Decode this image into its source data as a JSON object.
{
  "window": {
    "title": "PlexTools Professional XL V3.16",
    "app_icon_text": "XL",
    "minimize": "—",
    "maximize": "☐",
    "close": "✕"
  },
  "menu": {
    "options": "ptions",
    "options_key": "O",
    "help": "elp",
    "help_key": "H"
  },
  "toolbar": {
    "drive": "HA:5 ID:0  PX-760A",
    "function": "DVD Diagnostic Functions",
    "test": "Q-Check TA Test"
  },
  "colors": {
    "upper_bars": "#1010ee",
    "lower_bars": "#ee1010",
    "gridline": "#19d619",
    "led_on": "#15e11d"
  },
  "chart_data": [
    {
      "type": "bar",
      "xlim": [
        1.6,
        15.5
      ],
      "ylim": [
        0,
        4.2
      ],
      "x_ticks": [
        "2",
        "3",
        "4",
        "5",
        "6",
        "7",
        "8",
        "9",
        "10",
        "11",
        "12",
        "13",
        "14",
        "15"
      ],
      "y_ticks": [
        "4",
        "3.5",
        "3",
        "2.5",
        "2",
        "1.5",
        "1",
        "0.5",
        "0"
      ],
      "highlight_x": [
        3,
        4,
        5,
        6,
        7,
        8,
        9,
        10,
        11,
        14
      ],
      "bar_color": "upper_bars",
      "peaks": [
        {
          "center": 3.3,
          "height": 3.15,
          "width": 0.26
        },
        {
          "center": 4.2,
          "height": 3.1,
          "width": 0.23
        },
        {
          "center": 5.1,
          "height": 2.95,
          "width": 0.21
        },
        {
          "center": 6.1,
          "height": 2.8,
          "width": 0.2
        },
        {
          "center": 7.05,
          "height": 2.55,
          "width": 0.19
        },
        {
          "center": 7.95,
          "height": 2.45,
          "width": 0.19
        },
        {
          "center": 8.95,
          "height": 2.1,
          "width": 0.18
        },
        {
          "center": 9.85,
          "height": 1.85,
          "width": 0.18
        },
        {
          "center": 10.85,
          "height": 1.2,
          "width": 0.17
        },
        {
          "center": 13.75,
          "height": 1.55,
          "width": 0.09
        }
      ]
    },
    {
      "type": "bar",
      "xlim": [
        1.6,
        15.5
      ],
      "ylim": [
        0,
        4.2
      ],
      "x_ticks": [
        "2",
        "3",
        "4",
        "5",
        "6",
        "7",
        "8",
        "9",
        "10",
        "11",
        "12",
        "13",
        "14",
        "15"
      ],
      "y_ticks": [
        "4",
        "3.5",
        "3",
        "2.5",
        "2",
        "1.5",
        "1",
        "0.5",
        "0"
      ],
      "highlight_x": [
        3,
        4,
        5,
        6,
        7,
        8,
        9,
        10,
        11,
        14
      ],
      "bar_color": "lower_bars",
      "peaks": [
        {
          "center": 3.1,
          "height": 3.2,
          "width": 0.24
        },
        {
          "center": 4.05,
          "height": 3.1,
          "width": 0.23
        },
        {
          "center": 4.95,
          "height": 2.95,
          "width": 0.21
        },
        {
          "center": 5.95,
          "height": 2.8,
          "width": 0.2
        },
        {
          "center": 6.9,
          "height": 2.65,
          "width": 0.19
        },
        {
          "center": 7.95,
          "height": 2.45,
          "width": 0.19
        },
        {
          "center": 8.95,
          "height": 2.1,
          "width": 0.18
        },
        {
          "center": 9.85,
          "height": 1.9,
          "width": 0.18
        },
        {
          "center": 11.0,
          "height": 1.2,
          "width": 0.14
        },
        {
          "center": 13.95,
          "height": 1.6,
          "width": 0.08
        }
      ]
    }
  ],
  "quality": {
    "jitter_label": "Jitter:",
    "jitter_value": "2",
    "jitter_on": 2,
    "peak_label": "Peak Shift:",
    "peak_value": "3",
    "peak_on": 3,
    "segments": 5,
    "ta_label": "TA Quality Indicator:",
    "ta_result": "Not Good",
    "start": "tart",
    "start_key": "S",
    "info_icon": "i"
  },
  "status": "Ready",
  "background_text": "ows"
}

● Written request: Return each line of the records above exactly as it reads.

● Output of the exercise:
Decode this image into its source data as a JSON object.
{
  "window": {
    "title": "PlexTools Professional XL V3.16",
    "app_icon_text": "XL",
    "minimize": "—",
    "maximize": "☐",
    "close": "✕"
  },
  "menu": {
    "options": "ptions",
    "options_key": "O",
    "help": "elp",
    "help_key": "H"
  },
  "toolbar": {
    "drive": "HA:5 ID:0  PX-760A",
    "function": "DVD Diagnostic Functions",
    "test": "Q-Check TA Test"
  },
  "colors": {
    "upper_bars": "#1010ee",
    "lower_bars": "#ee1010",
    "gridline": "#19d619",
    "led_on": "#15e11d"
  },
  "chart_data": [
    {
      "type": "bar",
      "xlim": [
        1.6,
        15.5
      ],
      "ylim": [
        0,
        4.2
      ],
      "x_ticks": [
        "2",
        "3",
        "4",
        "5",
        "6",
        "7",
        "8",
        "9",
        "10",
        "11",
        "12",
        "13",
        "14",
        "15"
      ],
      "y_ticks": [
        "4",
        "3.5",
        "3",
        "2.5",
        "2",
        "1.5",
        "1",
        "0.5",
        "0"
      ],
      "highlight_x": [
        3,
        4,
        5,
        6,
        7,
        8,
        9,
        10,
        11,
        14
      ],
      "bar_color": "upper_bars",
      "peaks": [
        {
          "center": 3.3,
          "height": 3.15,
          "width": 0.26
        },
        {
          "center": 4.2,
          "height": 3.1,
          "width": 0.23
        },
        {
          "center": 5.1,
          "height": 2.95,
          "width": 0.21
        },
        {
          "center": 6.1,
          "height": 2.8,
          "width": 0.2
        },
        {
          "center": 7.05,
          "height": 2.55,
          "width": 0.19
        },
        {
          "center": 7.95,
          "height": 2.45,
          "width": 0.19
        },
        {
          "center": 8.95,
          "height": 2.1,
          "width": 0.18
        },
        {
          "center": 9.85,
          "height": 1.85,
          "width": 0.18
        },
        {
          "center": 10.85,
          "height": 1.2,
          "width": 0.17
        },
        {
          "center": 13.75,
          "height": 1.55,
          "width": 0.09
        }
      ]
    },
    {
      "type": "bar",
      "xlim": [
        1.6,
        15.5
      ],
      "ylim": [
        0,
        4.2
      ],
      "x_ticks": [
        "2",
        "3",
        "4",
        "5",
        "6",
        "7",
        "8",
        "9",
        "10",
        "11",
        "12",
        "13",
        "14",
        "15"
      ],
      "y_ticks": [
        "4",
        "3.5",
        "3",
        "2.5",
        "2",
        "1.5",
        "1",
        "0.5",
        "0"
      ],
      "highlight_x": [
        3,
        4,
        5,
        6,
        7,
        8,
        9,
        10,
        11,
        14
      ],
      "bar_color": "lower_bars",
      "peaks": [
        {
          "center": 3.1,
          "height": 3.2,
          "width": 0.24
        },
        {
          "center": 4.05,
          "height": 3.1,
          "width": 0.23
        },
        {
          "center": 4.95,
          "height": 2.95,
          "width": 0.21
        },
        {
          "center": 5.95,
          "height": 2.8,
          "width": 0.2
        },
        {
          "center": 6.9,
          "height": 2.65,
          "width": 0.19
        },
        {
          "center": 7.95,
          "height": 2.45,
          "width": 0.19
        },
        {
          "center": 8.95,
          "height": 2.1,
          "width": 0.18
        },
        {
          "center": 9.85,
          "height": 1.9,
          "width": 0.18
        },
        {
          "center": 11.0,
          "height": 1.2,
          "width": 0.14
        },
        {
          "center": 13.95,
          "height": 1.6,
          "width": 0.08
        }
      ]
    }
  ],
  "quality": {
    "jitter_label": "Jitter:",
    "jitter_value": "2",
    "jitter_on": 2,
    "peak_label": "Peak Shift:",
    "peak_value": "3",
    "peak_on": 3,
    "segments": 5,
    "ta_label": "TA Quality Indicator:",
    "ta_result": "Not Good",
    "start": "tart",
    "start_key": "S",
    "info_icon": "i"
  },
  "status": "Ready",
  "background_text": "ows"
}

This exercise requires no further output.